Try it — Exact copies of all the lines below are required.

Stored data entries
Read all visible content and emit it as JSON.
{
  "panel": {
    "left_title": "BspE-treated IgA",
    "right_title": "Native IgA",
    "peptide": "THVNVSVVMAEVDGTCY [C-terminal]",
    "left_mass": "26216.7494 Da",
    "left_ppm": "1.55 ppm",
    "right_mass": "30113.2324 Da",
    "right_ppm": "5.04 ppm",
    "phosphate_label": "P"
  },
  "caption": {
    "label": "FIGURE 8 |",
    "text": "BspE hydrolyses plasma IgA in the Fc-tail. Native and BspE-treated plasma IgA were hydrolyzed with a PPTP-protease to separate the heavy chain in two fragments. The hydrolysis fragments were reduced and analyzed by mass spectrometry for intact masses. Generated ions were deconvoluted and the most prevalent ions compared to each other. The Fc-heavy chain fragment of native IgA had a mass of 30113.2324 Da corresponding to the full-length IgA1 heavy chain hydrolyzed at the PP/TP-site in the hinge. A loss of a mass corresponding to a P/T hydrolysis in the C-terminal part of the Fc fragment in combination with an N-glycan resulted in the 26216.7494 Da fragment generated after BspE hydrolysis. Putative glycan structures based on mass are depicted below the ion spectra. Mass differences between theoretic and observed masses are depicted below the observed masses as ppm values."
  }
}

Task answer —
Read all visible content and emit it as JSON.
{
  "panel": {
    "left_title": "BspE-treated IgA",
    "right_title": "Native IgA",
    "peptide": "THVNVSVVMAEVDGTCY [C-terminal]",
    "left_mass": "26216.7494 Da",
    "left_ppm": "1.55 ppm",
    "right_mass": "30113.2324 Da",
    "right_ppm": "5.04 ppm",
    "phosphate_label": "P"
  },
  "caption": {
    "label": "FIGURE 8 |",
    "text": "BspE hydrolyses plasma IgA in the Fc-tail. Native and BspE-treated plasma IgA were hydrolyzed with a PPTP-protease to separate the heavy chain in two fragments. The hydrolysis fragments were reduced and analyzed by mass spectrometry for intact masses. Generated ions were deconvoluted and the most prevalent ions compared to each other. The Fc-heavy chain fragment of native IgA had a mass of 30113.2324 Da corresponding to the full-length IgA1 heavy chain hydrolyzed at the PP/TP-site in the hinge. A loss of a mass corresponding to a P/T hydrolysis in the C-terminal part of the Fc fragment in combination with an N-glycan resulted in the 26216.7494 Da fragment generated after BspE hydrolysis. Putative glycan structures based on mass are depicted below the ion spectra. Mass differences between theoretic and observed masses are depicted below the observed masses as ppm values."
  }
}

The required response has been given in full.